**SET PROBLEM**
Locate the string "under" in the records below. Copy every line where it occurs.

**DATA IN THIS EXERCISE**
• • • •

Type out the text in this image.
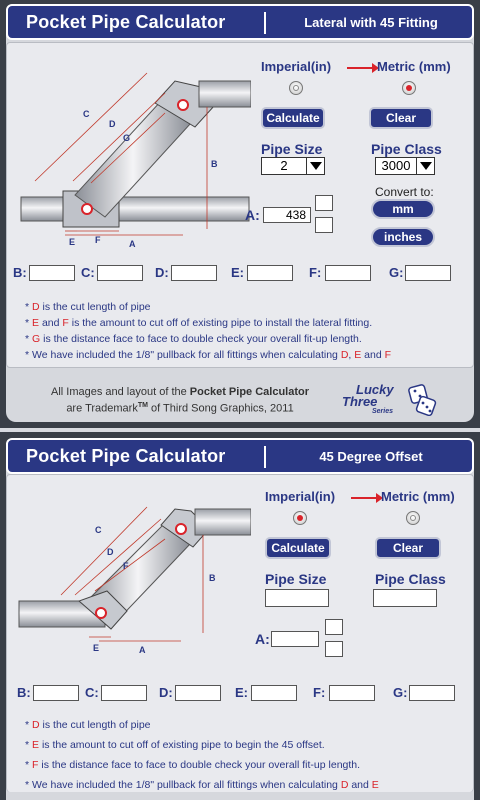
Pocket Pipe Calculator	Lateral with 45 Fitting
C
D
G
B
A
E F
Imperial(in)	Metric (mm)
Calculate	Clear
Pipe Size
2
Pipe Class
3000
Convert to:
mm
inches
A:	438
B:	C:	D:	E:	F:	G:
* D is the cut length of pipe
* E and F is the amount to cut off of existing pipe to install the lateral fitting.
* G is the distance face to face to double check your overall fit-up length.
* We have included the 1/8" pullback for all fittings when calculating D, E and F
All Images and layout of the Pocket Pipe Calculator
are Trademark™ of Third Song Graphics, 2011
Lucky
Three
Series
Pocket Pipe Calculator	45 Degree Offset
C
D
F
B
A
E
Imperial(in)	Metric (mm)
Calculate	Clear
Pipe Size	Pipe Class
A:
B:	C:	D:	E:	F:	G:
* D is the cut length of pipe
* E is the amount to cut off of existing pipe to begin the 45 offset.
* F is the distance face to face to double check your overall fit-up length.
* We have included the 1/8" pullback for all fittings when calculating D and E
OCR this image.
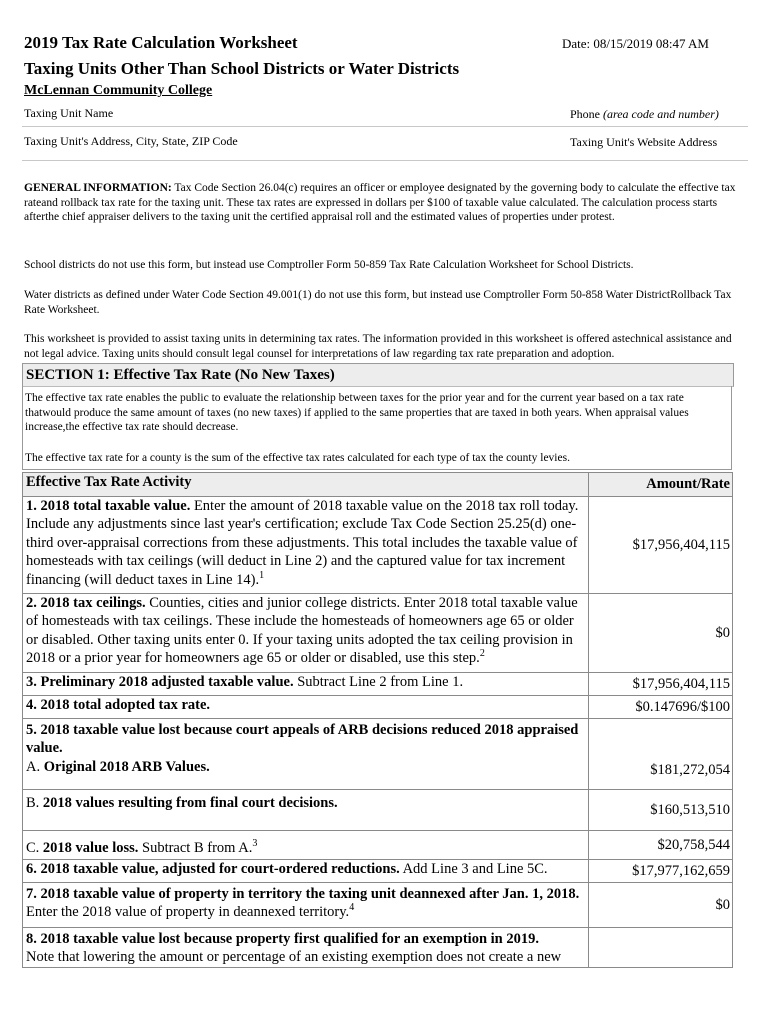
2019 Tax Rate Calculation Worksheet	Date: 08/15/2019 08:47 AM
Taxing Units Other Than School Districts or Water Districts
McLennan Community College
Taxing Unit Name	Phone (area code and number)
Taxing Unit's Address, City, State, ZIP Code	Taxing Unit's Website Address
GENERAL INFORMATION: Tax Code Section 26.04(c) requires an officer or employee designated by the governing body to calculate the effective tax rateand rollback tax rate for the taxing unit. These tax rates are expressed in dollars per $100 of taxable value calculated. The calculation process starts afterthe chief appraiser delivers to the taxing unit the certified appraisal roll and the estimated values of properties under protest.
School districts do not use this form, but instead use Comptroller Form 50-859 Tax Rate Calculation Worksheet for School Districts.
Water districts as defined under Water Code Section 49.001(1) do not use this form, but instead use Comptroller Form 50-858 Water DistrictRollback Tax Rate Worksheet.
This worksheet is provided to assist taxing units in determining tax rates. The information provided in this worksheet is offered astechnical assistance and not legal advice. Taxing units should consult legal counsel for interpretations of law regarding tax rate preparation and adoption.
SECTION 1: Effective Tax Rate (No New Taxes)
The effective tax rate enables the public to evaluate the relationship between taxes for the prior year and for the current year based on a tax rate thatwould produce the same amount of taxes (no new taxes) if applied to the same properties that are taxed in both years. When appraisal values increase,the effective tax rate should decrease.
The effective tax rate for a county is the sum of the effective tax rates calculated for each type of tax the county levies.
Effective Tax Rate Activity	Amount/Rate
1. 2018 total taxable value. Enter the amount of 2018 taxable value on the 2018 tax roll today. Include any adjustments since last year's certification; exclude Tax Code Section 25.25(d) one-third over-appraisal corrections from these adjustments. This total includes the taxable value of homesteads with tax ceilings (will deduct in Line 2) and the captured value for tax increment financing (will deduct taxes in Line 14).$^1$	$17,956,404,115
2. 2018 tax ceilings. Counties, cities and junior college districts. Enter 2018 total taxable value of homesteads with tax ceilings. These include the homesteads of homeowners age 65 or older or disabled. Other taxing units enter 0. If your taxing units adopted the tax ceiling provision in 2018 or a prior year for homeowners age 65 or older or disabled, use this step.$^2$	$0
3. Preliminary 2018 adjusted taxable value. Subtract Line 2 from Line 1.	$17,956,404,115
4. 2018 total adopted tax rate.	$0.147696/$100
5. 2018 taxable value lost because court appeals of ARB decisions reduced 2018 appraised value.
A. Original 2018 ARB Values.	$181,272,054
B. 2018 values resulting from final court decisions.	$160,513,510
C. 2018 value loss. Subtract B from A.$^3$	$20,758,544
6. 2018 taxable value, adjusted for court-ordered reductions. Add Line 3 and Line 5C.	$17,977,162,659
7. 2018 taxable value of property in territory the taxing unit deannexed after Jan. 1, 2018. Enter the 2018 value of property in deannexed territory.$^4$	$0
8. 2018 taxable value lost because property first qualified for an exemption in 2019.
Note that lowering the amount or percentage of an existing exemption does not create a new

• • • •

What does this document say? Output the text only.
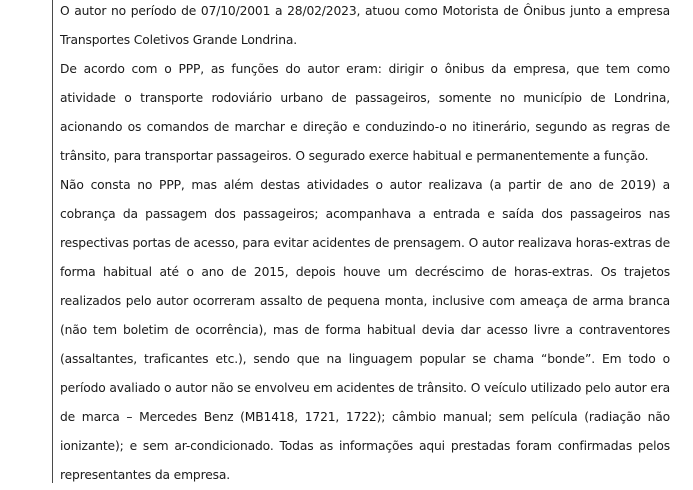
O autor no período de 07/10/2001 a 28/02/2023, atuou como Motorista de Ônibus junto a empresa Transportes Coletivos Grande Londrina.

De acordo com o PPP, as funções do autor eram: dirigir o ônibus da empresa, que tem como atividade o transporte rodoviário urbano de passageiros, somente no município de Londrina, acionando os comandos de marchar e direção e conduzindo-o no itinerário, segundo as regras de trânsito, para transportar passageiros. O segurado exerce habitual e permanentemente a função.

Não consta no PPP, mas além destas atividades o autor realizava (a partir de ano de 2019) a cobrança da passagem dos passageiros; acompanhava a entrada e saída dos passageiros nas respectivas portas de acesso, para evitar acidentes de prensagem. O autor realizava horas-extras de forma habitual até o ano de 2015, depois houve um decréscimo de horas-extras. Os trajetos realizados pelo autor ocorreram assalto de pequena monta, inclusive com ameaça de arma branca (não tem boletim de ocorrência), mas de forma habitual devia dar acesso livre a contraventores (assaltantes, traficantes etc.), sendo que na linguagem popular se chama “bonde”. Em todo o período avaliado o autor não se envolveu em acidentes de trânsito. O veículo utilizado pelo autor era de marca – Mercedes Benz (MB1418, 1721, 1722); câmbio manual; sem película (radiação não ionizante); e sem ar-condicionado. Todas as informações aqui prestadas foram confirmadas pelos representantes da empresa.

• • • •

**TASK SOLUTION**
GENERAL INFORMATION: Tax Code Section 26.04(c) requires an officer or employee designated by the governing body to calculate the effective tax rateand rollback tax rate for the taxing unit. These tax rates are expressed in dollars per $100 of taxable value calculated. The calculation process starts afterthe chief appraiser delivers to the taxing unit the certified appraisal roll and the estimated values of properties under protest.
Water districts as defined under Water Code Section 49.001(1) do not use this form, but instead use Comptroller Form 50-858 Water DistrictRollback Tax Rate Worksheet.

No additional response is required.